(Raw records)
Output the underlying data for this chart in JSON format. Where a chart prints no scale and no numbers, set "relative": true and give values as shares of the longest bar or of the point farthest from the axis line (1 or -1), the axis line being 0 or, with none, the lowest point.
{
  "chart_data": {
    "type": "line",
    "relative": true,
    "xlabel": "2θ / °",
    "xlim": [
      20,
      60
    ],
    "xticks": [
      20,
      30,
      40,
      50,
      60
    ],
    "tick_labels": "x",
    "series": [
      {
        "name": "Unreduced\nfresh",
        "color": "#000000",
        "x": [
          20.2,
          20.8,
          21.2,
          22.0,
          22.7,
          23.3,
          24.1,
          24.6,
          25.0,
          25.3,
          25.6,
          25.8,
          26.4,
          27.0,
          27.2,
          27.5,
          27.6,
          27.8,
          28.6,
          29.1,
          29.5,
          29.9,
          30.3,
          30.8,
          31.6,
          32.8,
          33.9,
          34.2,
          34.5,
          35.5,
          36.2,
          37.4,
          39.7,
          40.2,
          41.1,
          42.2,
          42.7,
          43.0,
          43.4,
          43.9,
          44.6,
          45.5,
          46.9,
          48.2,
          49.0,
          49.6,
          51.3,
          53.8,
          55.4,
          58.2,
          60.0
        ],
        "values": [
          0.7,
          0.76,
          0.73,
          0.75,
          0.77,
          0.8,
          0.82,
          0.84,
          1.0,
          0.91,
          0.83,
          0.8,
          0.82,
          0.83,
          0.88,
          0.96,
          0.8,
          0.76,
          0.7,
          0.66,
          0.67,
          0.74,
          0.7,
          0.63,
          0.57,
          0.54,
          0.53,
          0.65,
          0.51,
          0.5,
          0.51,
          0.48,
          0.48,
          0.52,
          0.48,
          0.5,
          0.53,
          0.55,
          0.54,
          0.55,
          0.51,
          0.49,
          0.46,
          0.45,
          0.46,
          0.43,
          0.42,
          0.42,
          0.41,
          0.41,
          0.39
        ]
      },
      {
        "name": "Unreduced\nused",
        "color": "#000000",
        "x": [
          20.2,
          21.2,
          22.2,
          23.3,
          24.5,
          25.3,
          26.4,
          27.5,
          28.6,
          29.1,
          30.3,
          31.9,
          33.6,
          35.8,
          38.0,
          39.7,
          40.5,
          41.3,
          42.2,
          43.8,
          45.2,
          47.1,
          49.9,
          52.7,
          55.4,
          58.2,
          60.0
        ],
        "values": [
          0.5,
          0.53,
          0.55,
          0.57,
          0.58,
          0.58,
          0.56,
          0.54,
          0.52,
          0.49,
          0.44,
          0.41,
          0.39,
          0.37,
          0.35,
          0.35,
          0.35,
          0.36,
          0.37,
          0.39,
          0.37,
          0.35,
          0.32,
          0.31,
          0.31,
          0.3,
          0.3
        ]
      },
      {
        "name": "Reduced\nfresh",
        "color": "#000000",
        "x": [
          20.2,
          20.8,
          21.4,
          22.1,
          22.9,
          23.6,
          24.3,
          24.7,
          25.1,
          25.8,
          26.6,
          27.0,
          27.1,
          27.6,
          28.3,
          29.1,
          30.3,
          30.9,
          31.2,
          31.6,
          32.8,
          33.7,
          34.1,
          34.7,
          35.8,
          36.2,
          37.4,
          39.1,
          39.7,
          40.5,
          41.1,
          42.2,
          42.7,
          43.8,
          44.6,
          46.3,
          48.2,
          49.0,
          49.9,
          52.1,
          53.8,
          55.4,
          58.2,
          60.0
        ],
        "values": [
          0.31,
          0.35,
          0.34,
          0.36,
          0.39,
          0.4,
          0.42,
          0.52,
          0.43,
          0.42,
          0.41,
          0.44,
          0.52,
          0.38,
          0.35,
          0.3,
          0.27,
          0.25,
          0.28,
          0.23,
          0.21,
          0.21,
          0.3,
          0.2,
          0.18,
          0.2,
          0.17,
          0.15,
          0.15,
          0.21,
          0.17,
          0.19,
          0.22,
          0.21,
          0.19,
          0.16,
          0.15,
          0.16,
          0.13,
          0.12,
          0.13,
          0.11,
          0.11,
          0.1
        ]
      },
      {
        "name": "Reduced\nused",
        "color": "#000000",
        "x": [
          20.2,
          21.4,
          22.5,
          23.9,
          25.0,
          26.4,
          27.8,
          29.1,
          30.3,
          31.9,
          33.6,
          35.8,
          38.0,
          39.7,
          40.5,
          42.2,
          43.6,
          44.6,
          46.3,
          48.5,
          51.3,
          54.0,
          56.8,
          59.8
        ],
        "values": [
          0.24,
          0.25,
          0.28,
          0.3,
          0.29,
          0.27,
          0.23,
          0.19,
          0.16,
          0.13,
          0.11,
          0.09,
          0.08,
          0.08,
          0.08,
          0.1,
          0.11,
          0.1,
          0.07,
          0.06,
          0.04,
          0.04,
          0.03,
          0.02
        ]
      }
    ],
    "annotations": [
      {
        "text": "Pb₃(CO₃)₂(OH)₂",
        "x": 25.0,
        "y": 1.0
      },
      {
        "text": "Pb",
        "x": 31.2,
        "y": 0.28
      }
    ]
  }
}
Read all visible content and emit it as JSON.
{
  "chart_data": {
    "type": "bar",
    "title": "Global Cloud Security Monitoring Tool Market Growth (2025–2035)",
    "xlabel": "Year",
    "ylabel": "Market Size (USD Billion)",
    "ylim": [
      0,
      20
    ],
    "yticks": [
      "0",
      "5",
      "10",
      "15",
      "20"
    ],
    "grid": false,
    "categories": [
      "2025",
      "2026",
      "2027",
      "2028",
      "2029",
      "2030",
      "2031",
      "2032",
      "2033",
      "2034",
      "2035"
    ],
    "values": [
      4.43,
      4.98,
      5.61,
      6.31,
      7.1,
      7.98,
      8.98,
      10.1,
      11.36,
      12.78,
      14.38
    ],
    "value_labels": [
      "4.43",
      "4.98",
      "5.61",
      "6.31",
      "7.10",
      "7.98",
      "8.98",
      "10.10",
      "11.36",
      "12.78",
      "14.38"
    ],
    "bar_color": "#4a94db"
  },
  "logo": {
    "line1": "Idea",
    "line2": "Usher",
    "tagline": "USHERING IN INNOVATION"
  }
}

[The exercise]: Identify and copy the lines holding the word "true".

[The response]:
Output the underlying data for this chart in JSON format. Where a chart prints no scale and no numbers, set "relative": true and give values as shares of the longest bar or of the point farthest from the axis line (1 or -1), the axis line being 0 or, with none, the lowest point.
    "relative": true,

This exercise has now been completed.